> **Do this**
Below is a listing; copy all of it exactly.

> **The input**
**********

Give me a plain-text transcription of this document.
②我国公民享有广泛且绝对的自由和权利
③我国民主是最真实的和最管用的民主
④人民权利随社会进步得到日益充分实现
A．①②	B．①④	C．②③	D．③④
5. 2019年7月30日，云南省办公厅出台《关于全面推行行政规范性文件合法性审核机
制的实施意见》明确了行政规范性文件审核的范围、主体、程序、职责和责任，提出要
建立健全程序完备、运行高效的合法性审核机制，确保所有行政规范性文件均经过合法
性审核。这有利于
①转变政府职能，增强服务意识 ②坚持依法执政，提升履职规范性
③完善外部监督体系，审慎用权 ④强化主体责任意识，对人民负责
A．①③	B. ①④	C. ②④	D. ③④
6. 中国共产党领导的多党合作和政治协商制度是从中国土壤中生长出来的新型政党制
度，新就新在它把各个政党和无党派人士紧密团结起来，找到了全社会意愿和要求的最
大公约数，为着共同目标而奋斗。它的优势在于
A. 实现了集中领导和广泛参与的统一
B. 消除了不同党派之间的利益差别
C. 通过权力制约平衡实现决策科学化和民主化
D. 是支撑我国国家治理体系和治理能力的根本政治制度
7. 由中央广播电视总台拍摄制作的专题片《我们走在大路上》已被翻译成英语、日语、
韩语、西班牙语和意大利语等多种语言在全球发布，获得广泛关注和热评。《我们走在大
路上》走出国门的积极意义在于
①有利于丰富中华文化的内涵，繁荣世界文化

**********

> **Solution for this task**
Give me a plain-text transcription of this document.
②我国公民享有广泛且绝对的自由和权利
③我国民主是最真实的和最管用的民主
④人民权利随社会进步得到日益充分实现
A．①②	B．①④	C．②③	D．③④
5. 2019年7月30日，云南省办公厅出台《关于全面推行行政规范性文件合法性审核机
制的实施意见》明确了行政规范性文件审核的范围、主体、程序、职责和责任，提出要
建立健全程序完备、运行高效的合法性审核机制，确保所有行政规范性文件均经过合法
性审核。这有利于
①转变政府职能，增强服务意识 ②坚持依法执政，提升履职规范性
③完善外部监督体系，审慎用权 ④强化主体责任意识，对人民负责
A．①③	B. ①④	C. ②④	D. ③④
6. 中国共产党领导的多党合作和政治协商制度是从中国土壤中生长出来的新型政党制
度，新就新在它把各个政党和无党派人士紧密团结起来，找到了全社会意愿和要求的最
大公约数，为着共同目标而奋斗。它的优势在于
A. 实现了集中领导和广泛参与的统一
B. 消除了不同党派之间的利益差别
C. 通过权力制约平衡实现决策科学化和民主化
D. 是支撑我国国家治理体系和治理能力的根本政治制度
7. 由中央广播电视总台拍摄制作的专题片《我们走在大路上》已被翻译成英语、日语、
韩语、西班牙语和意大利语等多种语言在全球发布，获得广泛关注和热评。《我们走在大
路上》走出国门的积极意义在于
①有利于丰富中华文化的内涵，繁荣世界文化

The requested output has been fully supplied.